On 12 May 2006, five police officers were stood down by the West Australian Police Commissioner in relation to the original investigation into the murder. On 11 October 2006, the commissioner announced that the cold case review was complete, that Mallard was no longer a person of interest in relation to the case; that there was sufficient evidence to implicate Simon Rochford and that, if he had still been living, the police would have prepared a brief of evidence against him for the WA Director of Public Prosecutions. The police commissioner apologised to Mallard for any part the police had played in his conviction. The Premier of Western Australia indicated that the government would be considering compensation, though the state's attorney general stated that no decision could be made until the Commission on Crime and Corruption had completed its investigation. However, on 22 November 2006, the Adelaide Advertiser carried an AAP story stating that Mallard had received a AUD$200,000 ex gratia payment as partial compensation.

In spring 1997, David Caporn, who was instrumental in Mallard's arrest and conviction, had taken over WA Macro Taskforce's "dud" investigation into the Claremont serial killings for two years and later rose to the rank of assistant police commissioner. He was removed in 2009 amid an inquiry into corruption and took a senior position in the state fire authority.

== Commission on Crime and Corruption hearings ==
The Commission on Crime and Corruption (CCC) announced that it was studying the report of the cold case review and would be holding public hearings in 2007. In the meantime it had asked the police to not release the full report, either to the public or within the police service, and in particular, to ensure that police involved in the original investigation had no access to it. The CCC hearings into whether police and/or prosecutors behaved unethically or illegally in the Mallard case began on 31 July 2007. On 7 October 2008 the CCC announced its recommendations that disciplinary action be taken against two assistant police commissioners and the deputy director of public prosecution. The two police officers subsequently resigned, thereby removing any chance of disciplinary proceedings going ahead.

In May 2009, Mallard was offered a payment of $3.25 million as settlement, though the premier of the state, Colin Barnett, said that were Mallard to take civil action against those he held responsible for his wrongful conviction, the government would support any servant of the state in that event.

* Exercise directions:
According to the text about the Mallard case, how much was Mallard offered as a settlement in May 2009? Answer from the text by itself.

* Items contained in a dataset:

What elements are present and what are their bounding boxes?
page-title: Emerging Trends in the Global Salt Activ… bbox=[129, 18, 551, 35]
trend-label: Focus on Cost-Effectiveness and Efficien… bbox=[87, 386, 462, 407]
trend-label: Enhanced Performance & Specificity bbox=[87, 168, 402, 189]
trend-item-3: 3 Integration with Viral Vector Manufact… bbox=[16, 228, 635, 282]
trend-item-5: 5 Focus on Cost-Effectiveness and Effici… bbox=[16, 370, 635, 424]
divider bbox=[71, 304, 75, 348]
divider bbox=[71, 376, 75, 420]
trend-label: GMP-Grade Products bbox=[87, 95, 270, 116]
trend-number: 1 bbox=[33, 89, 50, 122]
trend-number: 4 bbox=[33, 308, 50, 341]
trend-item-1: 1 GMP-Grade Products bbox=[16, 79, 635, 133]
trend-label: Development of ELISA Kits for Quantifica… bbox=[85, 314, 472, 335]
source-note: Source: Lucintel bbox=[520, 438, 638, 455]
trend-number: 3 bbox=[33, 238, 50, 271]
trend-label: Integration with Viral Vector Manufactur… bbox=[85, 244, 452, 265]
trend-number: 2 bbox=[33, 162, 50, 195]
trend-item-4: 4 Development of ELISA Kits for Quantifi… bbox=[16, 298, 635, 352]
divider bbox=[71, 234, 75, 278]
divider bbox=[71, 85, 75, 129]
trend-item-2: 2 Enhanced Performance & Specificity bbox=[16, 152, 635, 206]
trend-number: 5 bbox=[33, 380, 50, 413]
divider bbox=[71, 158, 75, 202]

* Completed exercise:
$3.25 million.